Mr Vorus disputed this, saying he was in international waters and refused to allow the navy to board, but eventually agreed to follow the Spanish ships into Algeciras under threat of force.

Spain's culture minister, Cesar Antonio Molina, said the government viewed Odyssey as modern-day pirates. "There have always been navies, laws and the rule of law to help combat pirates," he said.

Spain has been waiting to catch up with the Explorer since May, when Odyssey announced a haul of half a million Spanish coins, worth 250 million, salvaged from a wreck codenamed Black Swan which it said lay 180 miles west of Gibraltar. It refused to name it or reveal the location, claiming it would tempt looters, but Spanish authorities say the ship is the Nuestra Seora de las Mercedes, a Spanish treasure ship sunk by the British in 1804.

Police began searching the Explorer yesterday lunchtime, hoping to unearth evidence which would point to the location of the treasure ship or its identity.

[EXTRACTED RECORDS]
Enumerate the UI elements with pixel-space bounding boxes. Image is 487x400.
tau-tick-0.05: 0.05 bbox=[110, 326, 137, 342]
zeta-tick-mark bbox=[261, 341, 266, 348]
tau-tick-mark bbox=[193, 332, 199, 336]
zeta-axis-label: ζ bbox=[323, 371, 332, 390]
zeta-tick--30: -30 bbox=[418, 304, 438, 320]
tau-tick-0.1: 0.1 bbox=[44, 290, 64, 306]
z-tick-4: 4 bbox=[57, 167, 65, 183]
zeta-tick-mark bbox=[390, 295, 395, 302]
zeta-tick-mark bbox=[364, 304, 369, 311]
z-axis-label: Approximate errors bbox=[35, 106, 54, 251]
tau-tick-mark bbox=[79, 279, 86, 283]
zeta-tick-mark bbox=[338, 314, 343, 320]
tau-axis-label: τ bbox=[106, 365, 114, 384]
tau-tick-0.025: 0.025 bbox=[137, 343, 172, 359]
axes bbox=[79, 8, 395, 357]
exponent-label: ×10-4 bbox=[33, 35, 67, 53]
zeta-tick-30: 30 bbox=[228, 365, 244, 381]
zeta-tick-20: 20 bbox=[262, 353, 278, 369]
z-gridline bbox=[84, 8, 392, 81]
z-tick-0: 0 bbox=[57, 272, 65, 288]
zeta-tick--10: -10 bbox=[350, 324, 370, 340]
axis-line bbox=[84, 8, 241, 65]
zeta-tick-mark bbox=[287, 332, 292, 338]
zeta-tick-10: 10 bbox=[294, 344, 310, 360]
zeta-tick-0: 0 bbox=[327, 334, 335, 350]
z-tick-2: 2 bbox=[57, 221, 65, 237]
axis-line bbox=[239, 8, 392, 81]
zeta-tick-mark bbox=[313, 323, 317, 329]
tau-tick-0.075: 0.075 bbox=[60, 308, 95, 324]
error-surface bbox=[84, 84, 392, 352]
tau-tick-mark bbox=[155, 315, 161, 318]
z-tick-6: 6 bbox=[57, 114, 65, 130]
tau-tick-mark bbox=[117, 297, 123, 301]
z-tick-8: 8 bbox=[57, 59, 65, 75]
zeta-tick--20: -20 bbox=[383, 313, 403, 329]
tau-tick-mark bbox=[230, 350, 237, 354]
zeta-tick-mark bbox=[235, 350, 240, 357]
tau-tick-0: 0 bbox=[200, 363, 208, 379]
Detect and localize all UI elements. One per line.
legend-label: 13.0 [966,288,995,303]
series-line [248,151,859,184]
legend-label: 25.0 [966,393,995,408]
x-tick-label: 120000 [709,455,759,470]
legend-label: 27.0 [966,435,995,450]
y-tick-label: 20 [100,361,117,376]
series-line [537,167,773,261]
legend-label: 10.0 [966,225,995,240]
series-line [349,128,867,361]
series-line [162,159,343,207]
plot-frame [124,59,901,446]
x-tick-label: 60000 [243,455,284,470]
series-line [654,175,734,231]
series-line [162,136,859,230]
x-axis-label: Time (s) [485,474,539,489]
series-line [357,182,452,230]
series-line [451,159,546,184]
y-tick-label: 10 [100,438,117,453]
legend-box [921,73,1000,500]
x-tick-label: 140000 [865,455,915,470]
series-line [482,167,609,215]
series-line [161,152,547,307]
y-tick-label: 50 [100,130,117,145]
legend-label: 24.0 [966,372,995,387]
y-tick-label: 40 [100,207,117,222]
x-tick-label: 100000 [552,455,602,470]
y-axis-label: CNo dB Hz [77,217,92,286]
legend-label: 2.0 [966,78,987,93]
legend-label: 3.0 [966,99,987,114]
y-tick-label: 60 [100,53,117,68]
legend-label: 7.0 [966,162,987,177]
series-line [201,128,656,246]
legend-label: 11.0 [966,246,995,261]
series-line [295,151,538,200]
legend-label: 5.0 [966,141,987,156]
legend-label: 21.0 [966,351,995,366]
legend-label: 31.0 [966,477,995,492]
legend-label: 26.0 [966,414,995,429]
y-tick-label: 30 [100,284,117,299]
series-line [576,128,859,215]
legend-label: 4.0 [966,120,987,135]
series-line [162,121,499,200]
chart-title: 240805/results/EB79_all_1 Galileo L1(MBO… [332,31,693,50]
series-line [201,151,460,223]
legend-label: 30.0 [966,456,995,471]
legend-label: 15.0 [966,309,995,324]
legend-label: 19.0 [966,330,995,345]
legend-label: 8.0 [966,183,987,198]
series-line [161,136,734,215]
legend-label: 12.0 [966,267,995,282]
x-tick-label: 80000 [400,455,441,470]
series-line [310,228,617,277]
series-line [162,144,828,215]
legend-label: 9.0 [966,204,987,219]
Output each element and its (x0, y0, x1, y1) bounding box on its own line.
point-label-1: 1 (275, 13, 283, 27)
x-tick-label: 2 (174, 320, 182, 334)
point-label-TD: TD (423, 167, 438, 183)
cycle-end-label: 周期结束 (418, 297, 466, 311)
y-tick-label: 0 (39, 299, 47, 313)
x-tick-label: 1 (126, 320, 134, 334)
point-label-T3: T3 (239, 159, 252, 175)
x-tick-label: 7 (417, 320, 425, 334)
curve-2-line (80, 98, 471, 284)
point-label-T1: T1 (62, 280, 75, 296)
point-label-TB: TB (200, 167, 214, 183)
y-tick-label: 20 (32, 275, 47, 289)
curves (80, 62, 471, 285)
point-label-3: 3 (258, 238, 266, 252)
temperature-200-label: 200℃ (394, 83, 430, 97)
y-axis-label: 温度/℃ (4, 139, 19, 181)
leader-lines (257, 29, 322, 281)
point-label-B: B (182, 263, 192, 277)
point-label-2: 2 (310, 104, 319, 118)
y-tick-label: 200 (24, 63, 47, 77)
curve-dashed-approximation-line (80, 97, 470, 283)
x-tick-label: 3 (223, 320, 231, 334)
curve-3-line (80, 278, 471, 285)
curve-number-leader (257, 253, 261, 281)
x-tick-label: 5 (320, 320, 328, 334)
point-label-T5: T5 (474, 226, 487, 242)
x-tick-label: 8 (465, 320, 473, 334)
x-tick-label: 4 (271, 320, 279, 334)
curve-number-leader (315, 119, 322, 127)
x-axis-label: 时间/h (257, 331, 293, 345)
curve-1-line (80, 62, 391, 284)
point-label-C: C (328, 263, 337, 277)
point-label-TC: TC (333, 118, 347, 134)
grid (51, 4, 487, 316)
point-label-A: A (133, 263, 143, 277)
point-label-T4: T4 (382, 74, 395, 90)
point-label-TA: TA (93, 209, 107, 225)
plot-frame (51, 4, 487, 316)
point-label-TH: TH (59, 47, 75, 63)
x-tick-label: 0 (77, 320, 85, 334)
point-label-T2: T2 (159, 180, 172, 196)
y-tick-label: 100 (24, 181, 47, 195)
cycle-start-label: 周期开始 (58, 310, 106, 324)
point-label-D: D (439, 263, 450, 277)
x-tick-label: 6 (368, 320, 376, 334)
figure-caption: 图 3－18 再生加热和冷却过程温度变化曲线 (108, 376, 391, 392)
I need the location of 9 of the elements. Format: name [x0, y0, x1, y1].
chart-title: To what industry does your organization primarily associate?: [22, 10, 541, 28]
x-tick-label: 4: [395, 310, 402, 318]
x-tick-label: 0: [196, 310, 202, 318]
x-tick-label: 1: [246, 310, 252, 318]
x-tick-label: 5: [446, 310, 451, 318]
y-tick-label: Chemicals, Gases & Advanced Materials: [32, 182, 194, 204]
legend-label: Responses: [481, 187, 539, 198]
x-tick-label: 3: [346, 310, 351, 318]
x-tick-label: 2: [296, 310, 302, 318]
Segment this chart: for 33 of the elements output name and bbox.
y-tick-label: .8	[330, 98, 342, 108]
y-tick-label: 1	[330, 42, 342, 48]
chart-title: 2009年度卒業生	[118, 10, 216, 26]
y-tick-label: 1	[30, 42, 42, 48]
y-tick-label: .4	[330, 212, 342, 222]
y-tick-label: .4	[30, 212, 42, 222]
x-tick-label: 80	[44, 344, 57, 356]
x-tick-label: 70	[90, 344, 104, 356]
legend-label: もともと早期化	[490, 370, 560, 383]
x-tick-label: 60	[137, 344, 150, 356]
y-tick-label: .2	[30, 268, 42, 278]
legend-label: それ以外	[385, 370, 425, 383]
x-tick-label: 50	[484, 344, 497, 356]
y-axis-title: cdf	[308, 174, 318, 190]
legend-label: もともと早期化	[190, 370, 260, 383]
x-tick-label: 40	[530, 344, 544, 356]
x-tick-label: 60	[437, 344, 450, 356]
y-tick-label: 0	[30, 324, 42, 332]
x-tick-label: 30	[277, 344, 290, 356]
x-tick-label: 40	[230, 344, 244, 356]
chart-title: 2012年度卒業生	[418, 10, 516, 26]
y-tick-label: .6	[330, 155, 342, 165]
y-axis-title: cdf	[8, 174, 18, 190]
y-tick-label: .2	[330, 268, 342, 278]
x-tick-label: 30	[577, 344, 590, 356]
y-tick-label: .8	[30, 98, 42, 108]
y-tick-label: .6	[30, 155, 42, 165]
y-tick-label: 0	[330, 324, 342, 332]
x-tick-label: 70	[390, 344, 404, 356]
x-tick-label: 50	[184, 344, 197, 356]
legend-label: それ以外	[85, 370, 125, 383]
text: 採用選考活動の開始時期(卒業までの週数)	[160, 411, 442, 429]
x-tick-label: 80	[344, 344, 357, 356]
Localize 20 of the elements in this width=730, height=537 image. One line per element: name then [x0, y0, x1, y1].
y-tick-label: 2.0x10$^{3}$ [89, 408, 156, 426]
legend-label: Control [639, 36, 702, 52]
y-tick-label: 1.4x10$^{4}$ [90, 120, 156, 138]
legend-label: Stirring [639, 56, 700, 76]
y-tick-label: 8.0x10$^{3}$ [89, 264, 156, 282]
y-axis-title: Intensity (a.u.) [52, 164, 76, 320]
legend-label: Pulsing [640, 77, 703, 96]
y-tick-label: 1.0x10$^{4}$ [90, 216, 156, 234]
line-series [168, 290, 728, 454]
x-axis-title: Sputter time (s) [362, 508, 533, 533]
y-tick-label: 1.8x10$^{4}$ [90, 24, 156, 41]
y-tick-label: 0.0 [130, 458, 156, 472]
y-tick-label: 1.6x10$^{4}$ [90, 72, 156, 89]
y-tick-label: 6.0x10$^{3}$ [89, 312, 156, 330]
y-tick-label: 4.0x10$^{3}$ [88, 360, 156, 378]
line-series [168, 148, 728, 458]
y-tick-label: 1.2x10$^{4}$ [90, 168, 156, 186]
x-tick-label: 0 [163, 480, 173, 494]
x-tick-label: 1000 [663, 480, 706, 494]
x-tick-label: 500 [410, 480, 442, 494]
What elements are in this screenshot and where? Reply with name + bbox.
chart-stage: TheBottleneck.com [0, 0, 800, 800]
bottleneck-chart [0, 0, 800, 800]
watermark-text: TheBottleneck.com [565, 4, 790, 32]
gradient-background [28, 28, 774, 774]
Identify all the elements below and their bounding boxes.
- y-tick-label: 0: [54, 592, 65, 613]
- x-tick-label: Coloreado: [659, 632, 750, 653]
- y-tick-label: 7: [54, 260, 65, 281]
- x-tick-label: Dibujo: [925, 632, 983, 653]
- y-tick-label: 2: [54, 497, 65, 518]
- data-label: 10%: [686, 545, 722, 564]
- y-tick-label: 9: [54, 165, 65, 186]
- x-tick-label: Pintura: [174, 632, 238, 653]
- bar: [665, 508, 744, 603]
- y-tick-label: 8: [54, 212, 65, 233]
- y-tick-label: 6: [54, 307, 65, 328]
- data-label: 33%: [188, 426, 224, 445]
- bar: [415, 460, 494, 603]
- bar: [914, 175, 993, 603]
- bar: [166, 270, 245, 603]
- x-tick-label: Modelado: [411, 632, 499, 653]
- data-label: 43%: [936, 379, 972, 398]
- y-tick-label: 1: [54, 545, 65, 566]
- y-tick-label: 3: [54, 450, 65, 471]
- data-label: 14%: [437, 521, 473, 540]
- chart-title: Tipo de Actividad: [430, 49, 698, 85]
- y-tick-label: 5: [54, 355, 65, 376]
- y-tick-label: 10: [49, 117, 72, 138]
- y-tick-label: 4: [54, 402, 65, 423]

[GOAL OF THE EXERCISE] According to the news article about the treasure ship, how far west of Gibraltar did Odyssey say the wreck codenamed Black Swan lay? Rely only on the news article about the treasure ship; the lines give nothing you need.

[SOLUTION TO THIS EXERCISE] 180 miles west of Gibraltar.